LISTED RECORDS →
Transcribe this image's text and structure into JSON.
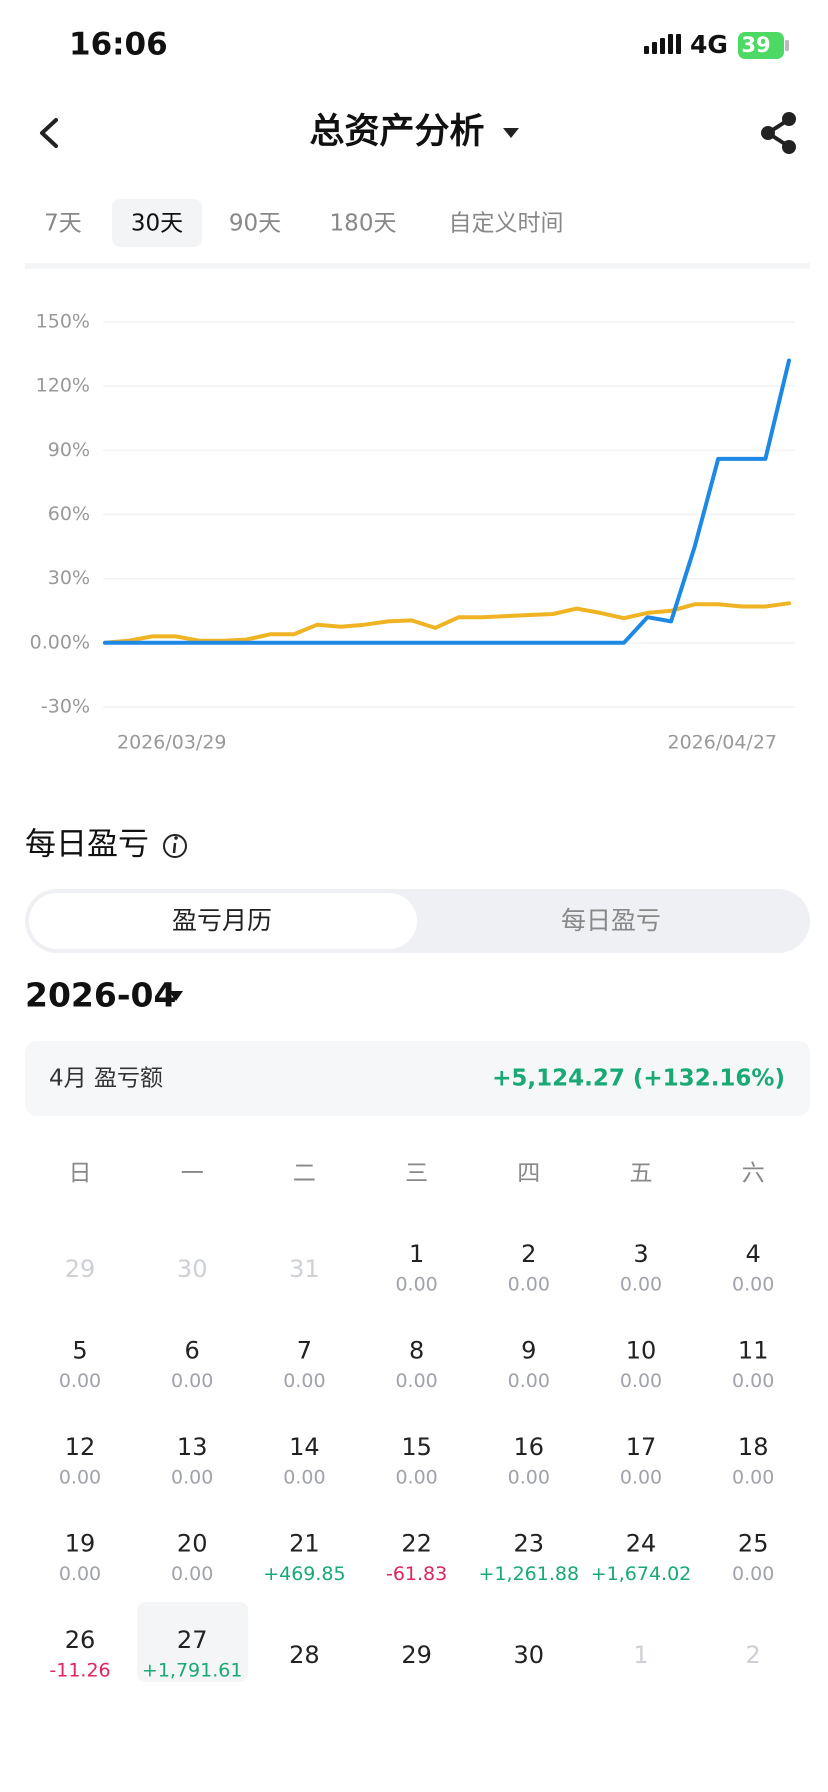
{
  "status_bar": {
    "time": "16:06",
    "network": "4G",
    "battery": "39"
  },
  "header": {
    "title": "总资产分析"
  },
  "tabs": {
    "items": [
      "7天",
      "30天",
      "90天",
      "180天",
      "自定义时间"
    ],
    "selected": 1
  },
  "chart_data": {
    "type": "line",
    "categories": [
      "2026/03/29",
      null,
      null,
      null,
      null,
      null,
      null,
      null,
      null,
      null,
      null,
      null,
      null,
      null,
      null,
      null,
      null,
      null,
      null,
      null,
      null,
      null,
      null,
      null,
      null,
      null,
      null,
      null,
      null,
      "2026/04/27"
    ],
    "series": [
      {
        "color": "#f0b323",
        "values": [
          0,
          1,
          3,
          3,
          1,
          1,
          1.5,
          4,
          4,
          8.5,
          7.5,
          8.5,
          10,
          10.5,
          7,
          12,
          12,
          12.5,
          13,
          13.5,
          16,
          14,
          11.5,
          14,
          15,
          18,
          18,
          17,
          17,
          18.5
        ]
      },
      {
        "color": "#1e88e5",
        "values": [
          0,
          0,
          0,
          0,
          0,
          0,
          0,
          0,
          0,
          0,
          0,
          0,
          0,
          0,
          0,
          0,
          0,
          0,
          0,
          0,
          0,
          0,
          0,
          12,
          10,
          45,
          86,
          86,
          86,
          132
        ]
      }
    ],
    "ylim": [
      -30,
      150
    ],
    "yticks": [
      {
        "value": -30,
        "label": "-30%"
      },
      {
        "value": 0,
        "label": "0.00%"
      },
      {
        "value": 30,
        "label": "30%"
      },
      {
        "value": 60,
        "label": "60%"
      },
      {
        "value": 90,
        "label": "90%"
      },
      {
        "value": 120,
        "label": "120%"
      },
      {
        "value": 150,
        "label": "150%"
      }
    ],
    "grid": true
  },
  "section": {
    "title": "每日盈亏",
    "toggle": [
      "盈亏月历",
      "每日盈亏"
    ],
    "toggle_selected": 0
  },
  "month": "2026-04",
  "summary": {
    "label": "4月 盈亏额",
    "value": "+5,124.27 (+132.16%)"
  },
  "calendar": {
    "weekdays": [
      "日",
      "一",
      "二",
      "三",
      "四",
      "五",
      "六"
    ],
    "weeks": [
      [
        {
          "day": "29",
          "outside": true
        },
        {
          "day": "30",
          "outside": true
        },
        {
          "day": "31",
          "outside": true
        },
        {
          "day": "1",
          "pnl": "0.00"
        },
        {
          "day": "2",
          "pnl": "0.00"
        },
        {
          "day": "3",
          "pnl": "0.00"
        },
        {
          "day": "4",
          "pnl": "0.00"
        }
      ],
      [
        {
          "day": "5",
          "pnl": "0.00"
        },
        {
          "day": "6",
          "pnl": "0.00"
        },
        {
          "day": "7",
          "pnl": "0.00"
        },
        {
          "day": "8",
          "pnl": "0.00"
        },
        {
          "day": "9",
          "pnl": "0.00"
        },
        {
          "day": "10",
          "pnl": "0.00"
        },
        {
          "day": "11",
          "pnl": "0.00"
        }
      ],
      [
        {
          "day": "12",
          "pnl": "0.00"
        },
        {
          "day": "13",
          "pnl": "0.00"
        },
        {
          "day": "14",
          "pnl": "0.00"
        },
        {
          "day": "15",
          "pnl": "0.00"
        },
        {
          "day": "16",
          "pnl": "0.00"
        },
        {
          "day": "17",
          "pnl": "0.00"
        },
        {
          "day": "18",
          "pnl": "0.00"
        }
      ],
      [
        {
          "day": "19",
          "pnl": "0.00"
        },
        {
          "day": "20",
          "pnl": "0.00"
        },
        {
          "day": "21",
          "pnl": "+469.85"
        },
        {
          "day": "22",
          "pnl": "-61.83"
        },
        {
          "day": "23",
          "pnl": "+1,261.88"
        },
        {
          "day": "24",
          "pnl": "+1,674.02"
        },
        {
          "day": "25",
          "pnl": "0.00"
        }
      ],
      [
        {
          "day": "26",
          "pnl": "-11.26"
        },
        {
          "day": "27",
          "pnl": "+1,791.61",
          "today": true
        },
        {
          "day": "28"
        },
        {
          "day": "29"
        },
        {
          "day": "30"
        },
        {
          "day": "1",
          "outside": true
        },
        {
          "day": "2",
          "outside": true
        }
      ]
    ]
  }
}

TASK →
Each entry above should be reproduced exactly, with the pictures removed.

FINAL ANSWER →
Transcribe this image's text and structure into JSON.
{
  "status_bar": {
    "time": "16:06",
    "network": "4G",
    "battery": "39"
  },
  "header": {
    "title": "总资产分析"
  },
  "tabs": {
    "items": [
      "7天",
      "30天",
      "90天",
      "180天",
      "自定义时间"
    ],
    "selected": 1
  },
  "chart_data": {
    "type": "line",
    "categories": [
      "2026/03/29",
      null,
      null,
      null,
      null,
      null,
      null,
      null,
      null,
      null,
      null,
      null,
      null,
      null,
      null,
      null,
      null,
      null,
      null,
      null,
      null,
      null,
      null,
      null,
      null,
      null,
      null,
      null,
      null,
      "2026/04/27"
    ],
    "series": [
      {
        "color": "#f0b323",
        "values": [
          0,
          1,
          3,
          3,
          1,
          1,
          1.5,
          4,
          4,
          8.5,
          7.5,
          8.5,
          10,
          10.5,
          7,
          12,
          12,
          12.5,
          13,
          13.5,
          16,
          14,
          11.5,
          14,
          15,
          18,
          18,
          17,
          17,
          18.5
        ]
      },
      {
        "color": "#1e88e5",
        "values": [
          0,
          0,
          0,
          0,
          0,
          0,
          0,
          0,
          0,
          0,
          0,
          0,
          0,
          0,
          0,
          0,
          0,
          0,
          0,
          0,
          0,
          0,
          0,
          12,
          10,
          45,
          86,
          86,
          86,
          132
        ]
      }
    ],
    "ylim": [
      -30,
      150
    ],
    "yticks": [
      {
        "value": -30,
        "label": "-30%"
      },
      {
        "value": 0,
        "label": "0.00%"
      },
      {
        "value": 30,
        "label": "30%"
      },
      {
        "value": 60,
        "label": "60%"
      },
      {
        "value": 90,
        "label": "90%"
      },
      {
        "value": 120,
        "label": "120%"
      },
      {
        "value": 150,
        "label": "150%"
      }
    ],
    "grid": true
  },
  "section": {
    "title": "每日盈亏",
    "toggle": [
      "盈亏月历",
      "每日盈亏"
    ],
    "toggle_selected": 0
  },
  "month": "2026-04",
  "summary": {
    "label": "4月 盈亏额",
    "value": "+5,124.27 (+132.16%)"
  },
  "calendar": {
    "weekdays": [
      "日",
      "一",
      "二",
      "三",
      "四",
      "五",
      "六"
    ],
    "weeks": [
      [
        {
          "day": "29",
          "outside": true
        },
        {
          "day": "30",
          "outside": true
        },
        {
          "day": "31",
          "outside": true
        },
        {
          "day": "1",
          "pnl": "0.00"
        },
        {
          "day": "2",
          "pnl": "0.00"
        },
        {
          "day": "3",
          "pnl": "0.00"
        },
        {
          "day": "4",
          "pnl": "0.00"
        }
      ],
      [
        {
          "day": "5",
          "pnl": "0.00"
        },
        {
          "day": "6",
          "pnl": "0.00"
        },
        {
          "day": "7",
          "pnl": "0.00"
        },
        {
          "day": "8",
          "pnl": "0.00"
        },
        {
          "day": "9",
          "pnl": "0.00"
        },
        {
          "day": "10",
          "pnl": "0.00"
        },
        {
          "day": "11",
          "pnl": "0.00"
        }
      ],
      [
        {
          "day": "12",
          "pnl": "0.00"
        },
        {
          "day": "13",
          "pnl": "0.00"
        },
        {
          "day": "14",
          "pnl": "0.00"
        },
        {
          "day": "15",
          "pnl": "0.00"
        },
        {
          "day": "16",
          "pnl": "0.00"
        },
        {
          "day": "17",
          "pnl": "0.00"
        },
        {
          "day": "18",
          "pnl": "0.00"
        }
      ],
      [
        {
          "day": "19",
          "pnl": "0.00"
        },
        {
          "day": "20",
          "pnl": "0.00"
        },
        {
          "day": "21",
          "pnl": "+469.85"
        },
        {
          "day": "22",
          "pnl": "-61.83"
        },
        {
          "day": "23",
          "pnl": "+1,261.88"
        },
        {
          "day": "24",
          "pnl": "+1,674.02"
        },
        {
          "day": "25",
          "pnl": "0.00"
        }
      ],
      [
        {
          "day": "26",
          "pnl": "-11.26"
        },
        {
          "day": "27",
          "pnl": "+1,791.61",
          "today": true
        },
        {
          "day": "28"
        },
        {
          "day": "29"
        },
        {
          "day": "30"
        },
        {
          "day": "1",
          "outside": true
        },
        {
          "day": "2",
          "outside": true
        }
      ]
    ]
  }
}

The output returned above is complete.